## EXERCISE DESCRIPTION
Copy each line of the records that contains the word "start".

## STORED DATA
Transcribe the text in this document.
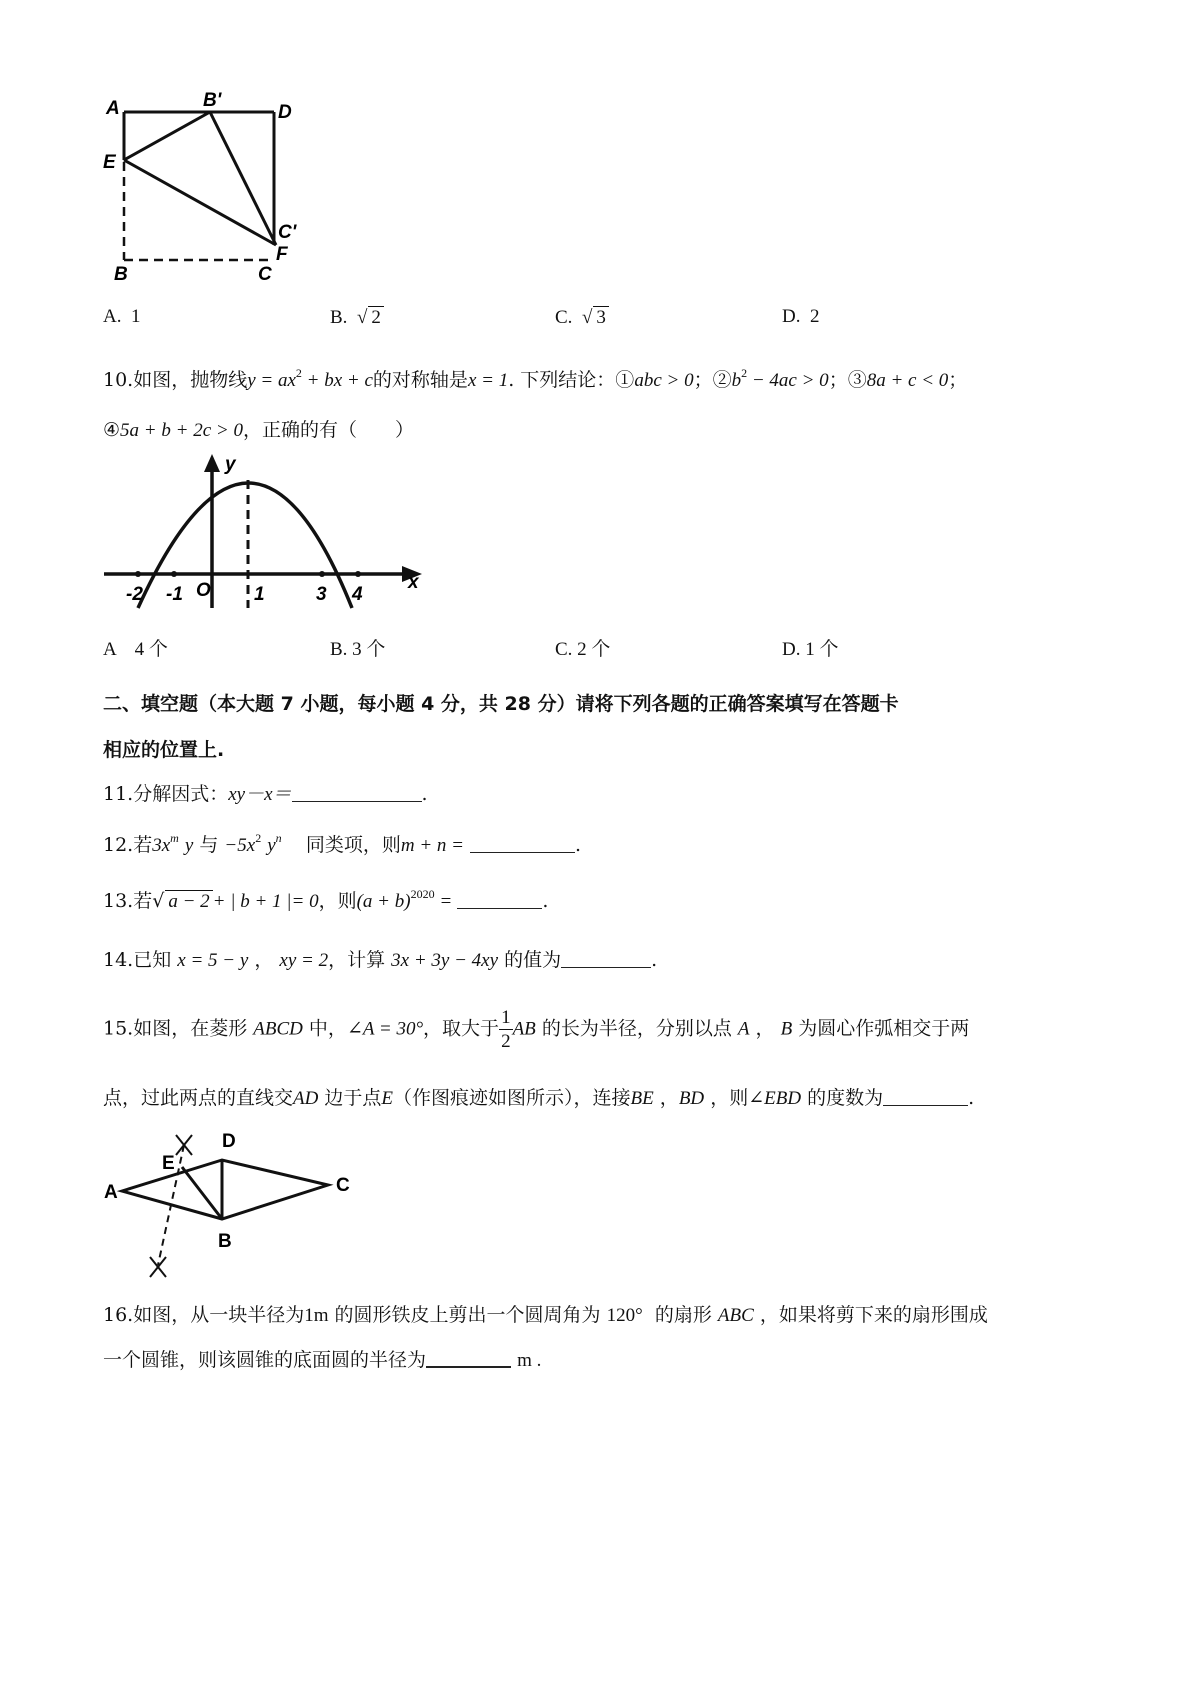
A	B'
D
E
C'
F
B	C
A. 1	B. √ 2	C. √ 3	D. 2
10.如图，抛物线$y = ax^2$ + bx + c的对称轴是x = 1. 下列结论：①abc > 0；$②b^2 - 4ac > 0$；③8a + c < 0；
④5a + b + 2c > 0，正确的有（　　）
y
x
O
-2 -1	1	3 4
A　4 个	B. 3 个	C. 2 个	D. 1 个
二、填空题（本大题 7 小题，每小题 4 分，共 28 分）请将下列各题的正确答案填写在答题卡
相应的位置上.
11.分解因式：xy－x＝	.
12.若$3x^m$ y 与 $-5x^2$ $y^n$ 同类项，则m + n =	.
13.若√ a − 2 + | b + 1 |= 0，则$(a + b)^{2020}$ =	.
14.已知 x = 5 − y ， xy = 2，计算 3x + 3y − 4xy 的值为	.
15.如图，在菱形 ABCD 中，∠A = 30°，取大于 $\frac{1}{2}$ AB 的长为半径，分别以点 A ， B 为圆心作弧相交于两
点，过此两点的直线交AD 边于点E（作图痕迹如图所示），连接BE ，BD ，则∠EBD 的度数为	.
A
E
D
C
B
16.如图，从一块半径为1m 的圆形铁皮上剪出一个圆周角为 120° 的扇形 ABC ，如果将剪下来的扇形围成
一个圆锥，则该圆锥的底面圆的半径为	m .
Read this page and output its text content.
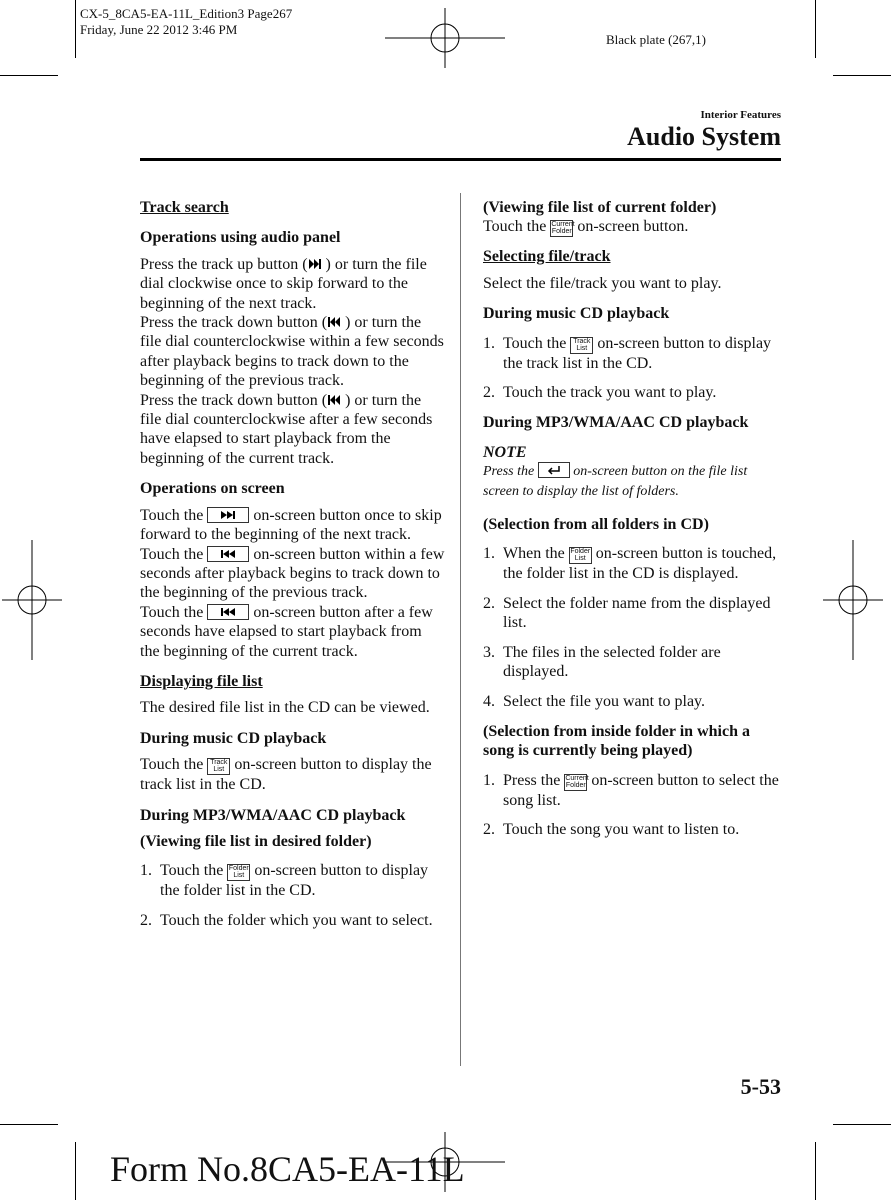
CX-5_8CA5-EA-11L_Edition3 Page267
Friday, June 22 2012 3:46 PM
Black plate (267,1)
Interior Features
Audio System

Track search

Operations using audio panel

Press the track up button ( ) or turn the file dial clockwise once to skip forward to the beginning of the next track.

Press the track down button ( ) or turn the file dial counterclockwise within a few seconds after playback begins to track down to the beginning of the previous track.

Press the track down button ( ) or turn the file dial counterclockwise after a few seconds have elapsed to start playback from the beginning of the current track.

Operations on screen

Touch the	on-screen button once to skip forward to the beginning of the next track.

Touch the	on-screen button within a few seconds after playback begins to track down to the beginning of the previous track.

Touch the	on-screen button after a few seconds have elapsed to start playback from the beginning of the current track.

Displaying file list

The desired file list in the CD can be viewed.

During music CD playback

Touch the Track
List on-screen button to display the track list in the CD.

During MP3/WMA/AAC CD playback

(Viewing file list in desired folder)

1. Touch the Folder
List on-screen button to display the folder list in the CD.
2. Touch the folder which you want to select.

(Viewing file list of current folder)

Touch the Current
Folder on-screen button.

Selecting file/track

Select the file/track you want to play.

During music CD playback

1. Touch the Track
List on-screen button to display the track list in the CD.
2. Touch the track you want to play.

During MP3/WMA/AAC CD playback

NOTE

Press the	on-screen button on the file list screen to display the list of folders.

(Selection from all folders in CD)

1. When the Folder
List on-screen button is touched, the folder list in the CD is displayed.
2. Select the folder name from the displayed list.
3. The files in the selected folder are displayed.
4. Select the file you want to play.

(Selection from inside folder in which a song is currently being played)

1. Press the Current
Folder on-screen button to select the song list.
2. Touch the song you want to listen to.
5-53
Form No.8CA5-EA-11L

## WRITTEN ANSWER
Press the track down button ( ) or turn the file dial counterclockwise after a few seconds have elapsed to start playback from the beginning of the current track.
Touch the	on-screen button after a few seconds have elapsed to start playback from the beginning of the current track.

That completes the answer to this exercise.